[Items from a dataset]

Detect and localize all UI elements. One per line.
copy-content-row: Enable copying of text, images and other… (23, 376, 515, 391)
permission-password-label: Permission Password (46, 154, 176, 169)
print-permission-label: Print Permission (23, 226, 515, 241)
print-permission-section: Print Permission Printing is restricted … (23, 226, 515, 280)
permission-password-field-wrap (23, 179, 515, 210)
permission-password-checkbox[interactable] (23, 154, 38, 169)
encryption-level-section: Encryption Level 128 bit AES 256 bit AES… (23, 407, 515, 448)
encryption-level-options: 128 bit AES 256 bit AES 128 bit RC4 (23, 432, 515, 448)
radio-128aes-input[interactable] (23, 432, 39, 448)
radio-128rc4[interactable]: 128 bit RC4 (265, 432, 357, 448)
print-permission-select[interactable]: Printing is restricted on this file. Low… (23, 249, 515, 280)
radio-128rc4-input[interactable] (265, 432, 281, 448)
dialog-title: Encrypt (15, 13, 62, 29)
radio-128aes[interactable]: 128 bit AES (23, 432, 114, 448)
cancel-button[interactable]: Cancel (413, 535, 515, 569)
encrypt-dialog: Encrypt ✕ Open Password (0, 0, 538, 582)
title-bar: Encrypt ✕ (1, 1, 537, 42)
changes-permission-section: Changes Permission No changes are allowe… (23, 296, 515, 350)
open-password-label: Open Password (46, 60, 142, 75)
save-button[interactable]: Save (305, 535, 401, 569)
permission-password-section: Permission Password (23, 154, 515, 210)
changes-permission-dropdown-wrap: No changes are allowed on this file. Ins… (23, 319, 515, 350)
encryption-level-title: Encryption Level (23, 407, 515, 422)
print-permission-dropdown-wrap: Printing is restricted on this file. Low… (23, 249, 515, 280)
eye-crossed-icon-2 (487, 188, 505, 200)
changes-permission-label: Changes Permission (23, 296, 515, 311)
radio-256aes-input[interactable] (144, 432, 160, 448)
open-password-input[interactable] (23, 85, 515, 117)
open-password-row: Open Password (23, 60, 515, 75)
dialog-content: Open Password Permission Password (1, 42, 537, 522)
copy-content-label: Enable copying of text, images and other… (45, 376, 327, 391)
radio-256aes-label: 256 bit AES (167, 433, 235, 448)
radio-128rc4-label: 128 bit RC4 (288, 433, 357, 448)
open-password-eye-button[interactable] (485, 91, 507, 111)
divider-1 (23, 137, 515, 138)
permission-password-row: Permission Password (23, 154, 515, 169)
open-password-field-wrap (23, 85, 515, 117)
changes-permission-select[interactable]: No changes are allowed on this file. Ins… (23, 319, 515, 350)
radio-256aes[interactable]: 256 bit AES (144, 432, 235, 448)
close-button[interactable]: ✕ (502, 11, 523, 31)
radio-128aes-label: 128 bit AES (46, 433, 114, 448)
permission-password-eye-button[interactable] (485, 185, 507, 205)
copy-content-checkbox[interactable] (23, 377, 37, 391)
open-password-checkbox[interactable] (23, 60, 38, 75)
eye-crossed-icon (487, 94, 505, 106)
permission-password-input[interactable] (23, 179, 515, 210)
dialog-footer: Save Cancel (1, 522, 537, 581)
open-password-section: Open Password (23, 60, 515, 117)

Exercise details »
Please rewrite every line of the listing as a Markdown table with two columns, Row and Line, numbering each row and leaving out blank lines.

Exercise solution »
| Row | Line |
|---|---|
| 1 | Detect and localize all UI elements. One per line. |
| 2 | copy-content-row: Enable copying of text, images and other… (23, 376, 515, 391) |
| 3 | permission-password-label: Permission Password (46, 154, 176, 169) |
| 4 | print-permission-label: Print Permission (23, 226, 515, 241) |
| 5 | print-permission-section: Print Permission Printing is restricted … (23, 226, 515, 280) |
| 6 | permission-password-field-wrap (23, 179, 515, 210) |
| 7 | permission-password-checkbox[interactable] (23, 154, 38, 169) |
| 8 | encryption-level-section: Encryption Level 128 bit AES 256 bit AES… (23, 407, 515, 448) |
| 9 | encryption-level-options: 128 bit AES 256 bit AES 128 bit RC4 (23, 432, 515, 448) |
| 10 | radio-128aes-input[interactable] (23, 432, 39, 448) |
| 11 | radio-128rc4[interactable]: 128 bit RC4 (265, 432, 357, 448) |
| 12 | print-permission-select[interactable]: Printing is restricted on this file. Low… (23, 249, 515, 280) |
| 13 | radio-128rc4-input[interactable] (265, 432, 281, 448) |
| 14 | dialog-title: Encrypt (15, 13, 62, 29) |
| 15 | radio-128aes[interactable]: 128 bit AES (23, 432, 114, 448) |
| 16 | cancel-button[interactable]: Cancel (413, 535, 515, 569) |
| 17 | encrypt-dialog: Encrypt ✕ Open Password (0, 0, 538, 582) |
| 18 | title-bar: Encrypt ✕ (1, 1, 537, 42) |
| 19 | changes-permission-section: Changes Permission No changes are allowe… (23, 296, 515, 350) |
| 20 | open-password-label: Open Password (46, 60, 142, 75) |
| 21 | save-button[interactable]: Save (305, 535, 401, 569) |
| 22 | permission-password-section: Permission Password (23, 154, 515, 210) |
| 23 | changes-permission-dropdown-wrap: No changes are allowed on this file. Ins… (23, 319, 515, 350) |
| 24 | encryption-level-title: Encryption Level (23, 407, 515, 422) |
| 25 | print-permission-dropdown-wrap: Printing is restricted on this file. Low… (23, 249, 515, 280) |
| 26 | eye-crossed-icon-2 (487, 188, 505, 200) |
| 27 | changes-permission-label: Changes Permission (23, 296, 515, 311) |
| 28 | radio-256aes-input[interactable] (144, 432, 160, 448) |
| 29 | open-password-input[interactable] (23, 85, 515, 117) |
| 30 | open-password-row: Open Password (23, 60, 515, 75) |
| 31 | dialog-content: Open Password Permission Password (1, 42, 537, 522) |
| 32 | copy-content-label: Enable copying of text, images and other… (45, 376, 327, 391) |
| 33 | radio-256aes-label: 256 bit AES (167, 433, 235, 448) |
| 34 | radio-128rc4-label: 128 bit RC4 (288, 433, 357, 448) |
| 35 | open-password-eye-button[interactable] (485, 91, 507, 111) |
| 36 | divider-1 (23, 137, 515, 138) |
| 37 | permission-password-row: Permission Password (23, 154, 515, 169) |
| 38 | open-password-field-wrap (23, 85, 515, 117) |
| 39 | changes-permission-select[interactable]: No changes are allowed on this file. Ins… (23, 319, 515, 350) |
| 40 | radio-256aes[interactable]: 256 bit AES (144, 432, 235, 448) |
| 41 | close-button[interactable]: ✕ (502, 11, 523, 31) |
| 42 | radio-128aes-label: 128 bit AES (46, 433, 114, 448) |
| 43 | permission-password-eye-button[interactable] (485, 185, 507, 205) |
| 44 | copy-content-checkbox[interactable] (23, 377, 37, 391) |
| 45 | open-password-checkbox[interactable] (23, 60, 38, 75) |
| 46 | eye-crossed-icon (487, 94, 505, 106) |
| 47 | permission-password-input[interactable] (23, 179, 515, 210) |
| 48 | dialog-footer: Save Cancel (1, 522, 537, 581) |
| 49 | open-password-section: Open Password (23, 60, 515, 117) |